### [Exercise aim]
Show every line that has the string "风险基础审计" in it.

## Begin Data to process

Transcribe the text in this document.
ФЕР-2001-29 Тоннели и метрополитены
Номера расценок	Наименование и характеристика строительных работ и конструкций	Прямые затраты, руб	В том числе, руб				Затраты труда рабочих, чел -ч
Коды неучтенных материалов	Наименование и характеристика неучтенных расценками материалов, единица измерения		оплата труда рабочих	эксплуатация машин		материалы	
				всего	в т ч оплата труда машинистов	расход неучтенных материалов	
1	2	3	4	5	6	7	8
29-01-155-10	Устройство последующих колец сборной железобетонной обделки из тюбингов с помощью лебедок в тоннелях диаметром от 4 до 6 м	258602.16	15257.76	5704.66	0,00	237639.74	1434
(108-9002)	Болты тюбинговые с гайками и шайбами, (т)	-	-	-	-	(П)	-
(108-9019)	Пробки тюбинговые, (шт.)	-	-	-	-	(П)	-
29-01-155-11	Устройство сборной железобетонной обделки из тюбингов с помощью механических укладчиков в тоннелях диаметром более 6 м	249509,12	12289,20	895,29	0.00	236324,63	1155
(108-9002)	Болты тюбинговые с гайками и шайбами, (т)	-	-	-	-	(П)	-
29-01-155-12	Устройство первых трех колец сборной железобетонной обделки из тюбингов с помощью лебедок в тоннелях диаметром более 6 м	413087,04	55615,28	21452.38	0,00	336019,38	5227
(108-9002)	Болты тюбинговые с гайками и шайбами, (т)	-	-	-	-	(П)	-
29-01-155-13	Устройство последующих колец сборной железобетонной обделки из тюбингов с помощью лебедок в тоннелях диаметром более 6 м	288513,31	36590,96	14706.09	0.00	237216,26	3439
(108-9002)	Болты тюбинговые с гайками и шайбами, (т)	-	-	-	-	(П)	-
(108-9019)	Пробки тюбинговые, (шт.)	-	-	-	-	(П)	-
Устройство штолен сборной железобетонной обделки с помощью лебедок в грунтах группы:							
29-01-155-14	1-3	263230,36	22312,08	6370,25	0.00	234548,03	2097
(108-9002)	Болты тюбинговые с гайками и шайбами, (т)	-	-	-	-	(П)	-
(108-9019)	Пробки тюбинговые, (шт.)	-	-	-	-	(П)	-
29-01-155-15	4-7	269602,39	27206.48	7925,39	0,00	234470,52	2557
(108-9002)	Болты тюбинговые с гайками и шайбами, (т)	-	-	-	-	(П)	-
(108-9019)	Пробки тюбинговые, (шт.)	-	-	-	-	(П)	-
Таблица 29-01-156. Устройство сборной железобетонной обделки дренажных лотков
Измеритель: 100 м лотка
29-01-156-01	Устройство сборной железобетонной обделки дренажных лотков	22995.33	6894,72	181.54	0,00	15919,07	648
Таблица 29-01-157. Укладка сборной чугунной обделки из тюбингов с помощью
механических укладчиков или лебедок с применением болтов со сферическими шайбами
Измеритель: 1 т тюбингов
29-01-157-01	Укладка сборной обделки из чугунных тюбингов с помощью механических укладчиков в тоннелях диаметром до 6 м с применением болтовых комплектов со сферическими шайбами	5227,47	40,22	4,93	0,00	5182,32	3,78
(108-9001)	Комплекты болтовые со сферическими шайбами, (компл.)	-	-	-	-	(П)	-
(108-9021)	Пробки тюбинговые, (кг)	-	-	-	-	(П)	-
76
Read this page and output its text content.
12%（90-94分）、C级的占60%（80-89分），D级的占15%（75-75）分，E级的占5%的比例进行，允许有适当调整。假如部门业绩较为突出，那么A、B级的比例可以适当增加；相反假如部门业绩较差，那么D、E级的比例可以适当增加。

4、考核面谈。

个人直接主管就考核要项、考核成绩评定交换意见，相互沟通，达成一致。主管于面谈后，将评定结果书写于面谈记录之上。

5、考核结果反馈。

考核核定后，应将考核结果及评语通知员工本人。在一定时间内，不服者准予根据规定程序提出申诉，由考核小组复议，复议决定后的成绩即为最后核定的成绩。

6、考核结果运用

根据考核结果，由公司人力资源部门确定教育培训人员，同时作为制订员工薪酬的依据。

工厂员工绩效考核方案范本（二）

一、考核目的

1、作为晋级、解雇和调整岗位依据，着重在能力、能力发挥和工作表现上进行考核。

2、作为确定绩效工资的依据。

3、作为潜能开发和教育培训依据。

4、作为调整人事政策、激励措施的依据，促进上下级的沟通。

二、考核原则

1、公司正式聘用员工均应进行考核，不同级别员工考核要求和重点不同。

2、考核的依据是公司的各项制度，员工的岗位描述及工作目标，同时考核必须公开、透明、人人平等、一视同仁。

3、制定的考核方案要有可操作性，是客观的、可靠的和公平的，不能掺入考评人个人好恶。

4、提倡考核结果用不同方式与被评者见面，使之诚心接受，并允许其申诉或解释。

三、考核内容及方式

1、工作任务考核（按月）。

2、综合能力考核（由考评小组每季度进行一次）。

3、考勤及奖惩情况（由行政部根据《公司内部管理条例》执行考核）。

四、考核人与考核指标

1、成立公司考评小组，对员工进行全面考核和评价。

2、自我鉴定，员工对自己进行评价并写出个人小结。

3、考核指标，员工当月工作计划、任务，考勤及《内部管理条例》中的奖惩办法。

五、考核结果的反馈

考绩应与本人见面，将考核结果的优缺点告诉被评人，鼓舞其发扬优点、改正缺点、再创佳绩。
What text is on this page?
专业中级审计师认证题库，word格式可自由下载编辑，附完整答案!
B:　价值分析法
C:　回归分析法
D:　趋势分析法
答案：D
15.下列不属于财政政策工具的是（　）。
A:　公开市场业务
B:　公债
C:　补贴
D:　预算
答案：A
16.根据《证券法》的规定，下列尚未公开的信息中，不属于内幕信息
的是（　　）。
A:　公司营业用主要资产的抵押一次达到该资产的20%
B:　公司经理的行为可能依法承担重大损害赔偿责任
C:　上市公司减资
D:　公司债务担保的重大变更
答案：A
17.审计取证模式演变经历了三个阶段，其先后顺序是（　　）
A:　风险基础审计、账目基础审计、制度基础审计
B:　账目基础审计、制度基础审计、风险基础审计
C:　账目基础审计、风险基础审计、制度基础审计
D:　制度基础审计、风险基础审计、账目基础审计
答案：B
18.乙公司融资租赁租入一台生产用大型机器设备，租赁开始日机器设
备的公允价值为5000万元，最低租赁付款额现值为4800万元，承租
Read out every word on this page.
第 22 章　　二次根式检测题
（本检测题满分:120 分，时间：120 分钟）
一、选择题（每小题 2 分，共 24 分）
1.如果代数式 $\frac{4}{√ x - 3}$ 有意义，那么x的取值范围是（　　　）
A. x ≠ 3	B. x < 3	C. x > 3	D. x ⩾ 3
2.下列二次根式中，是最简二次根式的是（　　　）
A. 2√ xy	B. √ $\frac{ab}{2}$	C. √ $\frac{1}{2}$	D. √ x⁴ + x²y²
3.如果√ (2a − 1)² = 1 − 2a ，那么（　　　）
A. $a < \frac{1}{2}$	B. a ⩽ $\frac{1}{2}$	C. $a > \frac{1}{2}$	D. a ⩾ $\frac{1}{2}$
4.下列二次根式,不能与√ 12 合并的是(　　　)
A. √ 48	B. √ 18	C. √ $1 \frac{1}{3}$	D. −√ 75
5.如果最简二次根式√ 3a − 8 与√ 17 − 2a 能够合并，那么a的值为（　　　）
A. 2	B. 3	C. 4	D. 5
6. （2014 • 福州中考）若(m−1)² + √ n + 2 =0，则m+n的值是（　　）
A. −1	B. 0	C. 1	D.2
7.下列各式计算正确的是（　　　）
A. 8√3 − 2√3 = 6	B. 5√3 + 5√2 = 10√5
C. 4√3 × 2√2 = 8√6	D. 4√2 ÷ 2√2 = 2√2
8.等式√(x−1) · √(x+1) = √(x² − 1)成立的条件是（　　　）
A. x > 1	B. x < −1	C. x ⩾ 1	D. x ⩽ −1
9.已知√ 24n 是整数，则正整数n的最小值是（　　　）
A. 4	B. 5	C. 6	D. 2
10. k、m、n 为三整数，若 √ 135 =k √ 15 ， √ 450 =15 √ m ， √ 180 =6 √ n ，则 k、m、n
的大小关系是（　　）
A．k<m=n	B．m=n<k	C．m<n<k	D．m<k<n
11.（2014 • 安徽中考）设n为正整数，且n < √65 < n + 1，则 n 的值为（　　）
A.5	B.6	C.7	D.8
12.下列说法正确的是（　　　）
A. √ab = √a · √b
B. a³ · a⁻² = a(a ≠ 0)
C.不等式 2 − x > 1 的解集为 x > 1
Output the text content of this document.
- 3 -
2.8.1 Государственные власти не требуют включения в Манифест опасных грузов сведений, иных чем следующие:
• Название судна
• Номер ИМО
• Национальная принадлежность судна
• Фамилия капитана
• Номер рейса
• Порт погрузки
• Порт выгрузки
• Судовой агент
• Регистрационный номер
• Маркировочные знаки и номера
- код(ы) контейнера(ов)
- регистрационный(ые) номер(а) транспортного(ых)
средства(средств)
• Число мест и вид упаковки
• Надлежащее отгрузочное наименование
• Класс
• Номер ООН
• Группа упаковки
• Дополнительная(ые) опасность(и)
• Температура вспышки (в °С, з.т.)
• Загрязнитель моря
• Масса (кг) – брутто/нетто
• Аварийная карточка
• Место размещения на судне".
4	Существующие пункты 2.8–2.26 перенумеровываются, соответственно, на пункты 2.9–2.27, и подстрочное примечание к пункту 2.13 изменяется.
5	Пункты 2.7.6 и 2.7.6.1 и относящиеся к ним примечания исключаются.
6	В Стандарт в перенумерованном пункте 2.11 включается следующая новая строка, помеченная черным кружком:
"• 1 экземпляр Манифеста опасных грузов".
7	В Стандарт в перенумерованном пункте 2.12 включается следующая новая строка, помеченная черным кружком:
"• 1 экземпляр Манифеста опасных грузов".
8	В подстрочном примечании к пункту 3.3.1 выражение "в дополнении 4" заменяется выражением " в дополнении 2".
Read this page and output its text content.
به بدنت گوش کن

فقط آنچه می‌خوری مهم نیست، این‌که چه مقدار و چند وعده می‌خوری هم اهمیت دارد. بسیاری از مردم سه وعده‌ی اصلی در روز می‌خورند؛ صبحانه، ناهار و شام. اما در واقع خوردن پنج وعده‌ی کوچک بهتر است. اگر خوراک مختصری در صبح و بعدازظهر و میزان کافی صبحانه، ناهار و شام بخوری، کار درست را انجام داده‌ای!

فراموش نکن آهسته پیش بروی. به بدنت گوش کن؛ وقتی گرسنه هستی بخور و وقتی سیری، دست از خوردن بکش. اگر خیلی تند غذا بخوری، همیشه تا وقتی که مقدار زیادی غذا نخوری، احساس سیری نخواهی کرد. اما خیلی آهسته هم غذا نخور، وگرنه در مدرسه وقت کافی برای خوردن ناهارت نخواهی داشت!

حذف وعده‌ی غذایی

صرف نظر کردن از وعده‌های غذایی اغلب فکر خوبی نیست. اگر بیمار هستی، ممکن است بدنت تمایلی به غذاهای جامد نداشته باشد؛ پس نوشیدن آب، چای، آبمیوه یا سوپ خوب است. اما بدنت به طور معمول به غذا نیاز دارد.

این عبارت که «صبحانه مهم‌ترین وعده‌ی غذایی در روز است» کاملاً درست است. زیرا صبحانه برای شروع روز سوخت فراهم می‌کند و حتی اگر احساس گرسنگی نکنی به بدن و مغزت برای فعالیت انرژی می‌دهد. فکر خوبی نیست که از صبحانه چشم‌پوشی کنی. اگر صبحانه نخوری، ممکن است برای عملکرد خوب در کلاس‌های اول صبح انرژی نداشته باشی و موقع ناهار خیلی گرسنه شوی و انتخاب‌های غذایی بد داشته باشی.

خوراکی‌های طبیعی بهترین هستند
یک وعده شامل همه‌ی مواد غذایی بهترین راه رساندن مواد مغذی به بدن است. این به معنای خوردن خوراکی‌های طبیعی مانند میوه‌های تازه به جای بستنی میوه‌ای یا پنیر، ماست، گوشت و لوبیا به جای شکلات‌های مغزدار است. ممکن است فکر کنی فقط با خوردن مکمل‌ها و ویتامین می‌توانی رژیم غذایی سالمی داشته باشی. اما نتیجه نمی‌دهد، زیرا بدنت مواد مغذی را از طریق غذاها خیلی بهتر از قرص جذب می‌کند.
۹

## End Data to process

### [Correct output]
A:　风险基础审计、账目基础审计、制度基础审计
B:　账目基础审计、制度基础审计、风险基础审计
C:　账目基础审计、风险基础审计、制度基础审计
D:　制度基础审计、风险基础审计、账目基础审计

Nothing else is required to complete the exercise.